Data records:
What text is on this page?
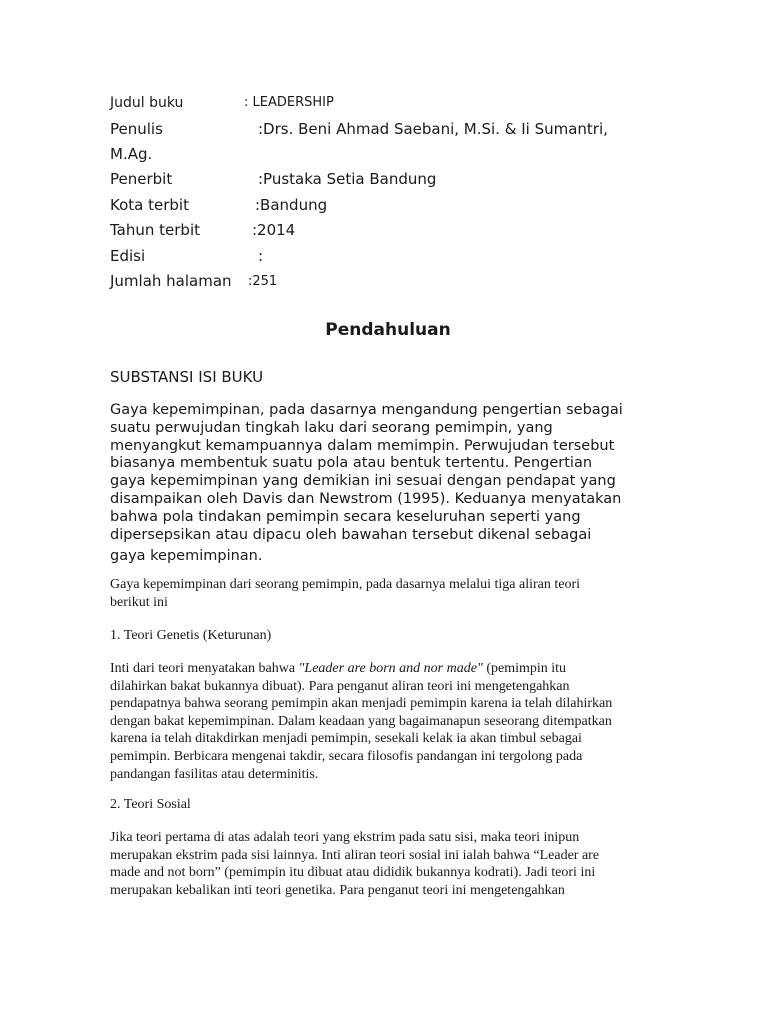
Judul buku	: LEADERSHIP
Penulis	:Drs. Beni Ahmad Saebani, M.Si. & Ii Sumantri,
M.Ag.
Penerbit	:Pustaka Setia Bandung
Kota terbit	:Bandung
Tahun terbit	:2014
Edisi	:
Jumlah halaman :251
Pendahuluan
SUBSTANSI ISI BUKU
Gaya kepemimpinan, pada dasarnya mengandung pengertian sebagai
suatu perwujudan tingkah laku dari seorang pemimpin, yang
menyangkut kemampuannya dalam memimpin. Perwujudan tersebut
biasanya membentuk suatu pola atau bentuk tertentu. Pengertian
gaya kepemimpinan yang demikian ini sesuai dengan pendapat yang
disampaikan oleh Davis dan Newstrom (1995). Keduanya menyatakan
bahwa pola tindakan pemimpin secara keseluruhan seperti yang
dipersepsikan atau dipacu oleh bawahan tersebut dikenal sebagai
gaya kepemimpinan.
Gaya kepemimpinan dari seorang pemimpin, pada dasarnya melalui tiga aliran teori
berikut ini
1. Teori Genetis (Keturunan)
Inti dari teori menyatakan bahwa "Leader are born and nor made" (pemimpin itu
dilahirkan bakat bukannya dibuat). Para penganut aliran teori ini mengetengahkan
pendapatnya bahwa seorang pemimpin akan menjadi pemimpin karena ia telah dilahirkan
dengan bakat kepemimpinan. Dalam keadaan yang bagaimanapun seseorang ditempatkan
karena ia telah ditakdirkan menjadi pemimpin, sesekali kelak ia akan timbul sebagai
pemimpin. Berbicara mengenai takdir, secara filosofis pandangan ini tergolong pada
pandangan fasilitas atau determinitis.
2. Teori Sosial
Jika teori pertama di atas adalah teori yang ekstrim pada satu sisi, maka teori inipun
merupakan ekstrim pada sisi lainnya. Inti aliran teori sosial ini ialah bahwa “Leader are
made and not born” (pemimpin itu dibuat atau dididik bukannya kodrati). Jadi teori ini
merupakan kebalikan inti teori genetika. Para penganut teori ini mengetengahkan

* [DO THIS]:
Quote the material in full and exactly; do not carry over its pictures.

* [TASK OUTPUT]:
What text is on this page?
Judul buku	: LEADERSHIP
Penulis	:Drs. Beni Ahmad Saebani, M.Si. & Ii Sumantri,
M.Ag.
Penerbit	:Pustaka Setia Bandung
Kota terbit	:Bandung
Tahun terbit	:2014
Edisi	:
Jumlah halaman :251
Pendahuluan
SUBSTANSI ISI BUKU
Gaya kepemimpinan, pada dasarnya mengandung pengertian sebagai
suatu perwujudan tingkah laku dari seorang pemimpin, yang
menyangkut kemampuannya dalam memimpin. Perwujudan tersebut
biasanya membentuk suatu pola atau bentuk tertentu. Pengertian
gaya kepemimpinan yang demikian ini sesuai dengan pendapat yang
disampaikan oleh Davis dan Newstrom (1995). Keduanya menyatakan
bahwa pola tindakan pemimpin secara keseluruhan seperti yang
dipersepsikan atau dipacu oleh bawahan tersebut dikenal sebagai
gaya kepemimpinan.
Gaya kepemimpinan dari seorang pemimpin, pada dasarnya melalui tiga aliran teori
berikut ini
1. Teori Genetis (Keturunan)
Inti dari teori menyatakan bahwa "Leader are born and nor made" (pemimpin itu
dilahirkan bakat bukannya dibuat). Para penganut aliran teori ini mengetengahkan
pendapatnya bahwa seorang pemimpin akan menjadi pemimpin karena ia telah dilahirkan
dengan bakat kepemimpinan. Dalam keadaan yang bagaimanapun seseorang ditempatkan
karena ia telah ditakdirkan menjadi pemimpin, sesekali kelak ia akan timbul sebagai
pemimpin. Berbicara mengenai takdir, secara filosofis pandangan ini tergolong pada
pandangan fasilitas atau determinitis.
2. Teori Sosial
Jika teori pertama di atas adalah teori yang ekstrim pada satu sisi, maka teori inipun
merupakan ekstrim pada sisi lainnya. Inti aliran teori sosial ini ialah bahwa “Leader are
made and not born” (pemimpin itu dibuat atau dididik bukannya kodrati). Jadi teori ini
merupakan kebalikan inti teori genetika. Para penganut teori ini mengetengahkan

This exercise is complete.